Reproduce the data that follows in its entirety, character for character.

**** RECORDS TO PROCESS ****

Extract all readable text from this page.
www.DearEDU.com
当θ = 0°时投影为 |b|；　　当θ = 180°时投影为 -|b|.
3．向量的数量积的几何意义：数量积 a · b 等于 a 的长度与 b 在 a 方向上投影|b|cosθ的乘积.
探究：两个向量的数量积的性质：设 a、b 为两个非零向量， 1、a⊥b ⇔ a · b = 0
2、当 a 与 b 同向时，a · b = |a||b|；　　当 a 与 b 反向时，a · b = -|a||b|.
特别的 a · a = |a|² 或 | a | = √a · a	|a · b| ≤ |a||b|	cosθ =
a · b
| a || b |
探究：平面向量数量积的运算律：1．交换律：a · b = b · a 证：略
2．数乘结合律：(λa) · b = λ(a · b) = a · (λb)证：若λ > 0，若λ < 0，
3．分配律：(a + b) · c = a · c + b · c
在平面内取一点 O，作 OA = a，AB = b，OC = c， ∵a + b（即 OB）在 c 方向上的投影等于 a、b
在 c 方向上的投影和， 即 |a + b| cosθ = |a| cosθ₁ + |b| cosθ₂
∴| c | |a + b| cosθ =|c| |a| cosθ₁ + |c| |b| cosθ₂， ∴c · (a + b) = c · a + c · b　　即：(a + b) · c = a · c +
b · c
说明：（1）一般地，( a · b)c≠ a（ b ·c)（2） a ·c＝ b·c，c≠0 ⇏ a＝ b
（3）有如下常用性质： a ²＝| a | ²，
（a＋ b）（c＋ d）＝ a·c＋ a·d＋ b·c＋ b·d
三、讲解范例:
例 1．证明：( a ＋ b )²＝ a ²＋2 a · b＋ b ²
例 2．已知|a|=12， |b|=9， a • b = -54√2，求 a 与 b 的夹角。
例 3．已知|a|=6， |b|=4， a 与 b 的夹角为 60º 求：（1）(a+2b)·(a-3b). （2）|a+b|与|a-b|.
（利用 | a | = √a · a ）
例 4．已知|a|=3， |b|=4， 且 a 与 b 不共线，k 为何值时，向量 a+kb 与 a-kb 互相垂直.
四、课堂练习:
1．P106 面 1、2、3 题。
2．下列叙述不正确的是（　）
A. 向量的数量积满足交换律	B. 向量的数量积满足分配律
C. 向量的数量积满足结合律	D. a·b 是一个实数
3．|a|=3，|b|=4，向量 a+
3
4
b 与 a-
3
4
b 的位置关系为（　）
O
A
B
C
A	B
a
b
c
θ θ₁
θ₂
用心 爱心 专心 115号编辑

****

* CORRECT RESULT:
Extract all readable text from this page.
www.DearEDU.com
当θ = 0°时投影为 |b|；　　当θ = 180°时投影为 -|b|.
3．向量的数量积的几何意义：数量积 a · b 等于 a 的长度与 b 在 a 方向上投影|b|cosθ的乘积.
探究：两个向量的数量积的性质：设 a、b 为两个非零向量， 1、a⊥b ⇔ a · b = 0
2、当 a 与 b 同向时，a · b = |a||b|；　　当 a 与 b 反向时，a · b = -|a||b|.
特别的 a · a = |a|² 或 | a | = √a · a	|a · b| ≤ |a||b|	cosθ =
a · b
| a || b |
探究：平面向量数量积的运算律：1．交换律：a · b = b · a 证：略
2．数乘结合律：(λa) · b = λ(a · b) = a · (λb)证：若λ > 0，若λ < 0，
3．分配律：(a + b) · c = a · c + b · c
在平面内取一点 O，作 OA = a，AB = b，OC = c， ∵a + b（即 OB）在 c 方向上的投影等于 a、b
在 c 方向上的投影和， 即 |a + b| cosθ = |a| cosθ₁ + |b| cosθ₂
∴| c | |a + b| cosθ =|c| |a| cosθ₁ + |c| |b| cosθ₂， ∴c · (a + b) = c · a + c · b　　即：(a + b) · c = a · c +
b · c
说明：（1）一般地，( a · b)c≠ a（ b ·c)（2） a ·c＝ b·c，c≠0 ⇏ a＝ b
（3）有如下常用性质： a ²＝| a | ²，
（a＋ b）（c＋ d）＝ a·c＋ a·d＋ b·c＋ b·d
三、讲解范例:
例 1．证明：( a ＋ b )²＝ a ²＋2 a · b＋ b ²
例 2．已知|a|=12， |b|=9， a • b = -54√2，求 a 与 b 的夹角。
例 3．已知|a|=6， |b|=4， a 与 b 的夹角为 60º 求：（1）(a+2b)·(a-3b). （2）|a+b|与|a-b|.
（利用 | a | = √a · a ）
例 4．已知|a|=3， |b|=4， 且 a 与 b 不共线，k 为何值时，向量 a+kb 与 a-kb 互相垂直.
四、课堂练习:
1．P106 面 1、2、3 题。
2．下列叙述不正确的是（　）
A. 向量的数量积满足交换律	B. 向量的数量积满足分配律
C. 向量的数量积满足结合律	D. a·b 是一个实数
3．|a|=3，|b|=4，向量 a+
3
4
b 与 a-
3
4
b 的位置关系为（　）
O
A
B
C
A	B
a
b
c
θ θ₁
θ₂
用心 爱心 专心 115号编辑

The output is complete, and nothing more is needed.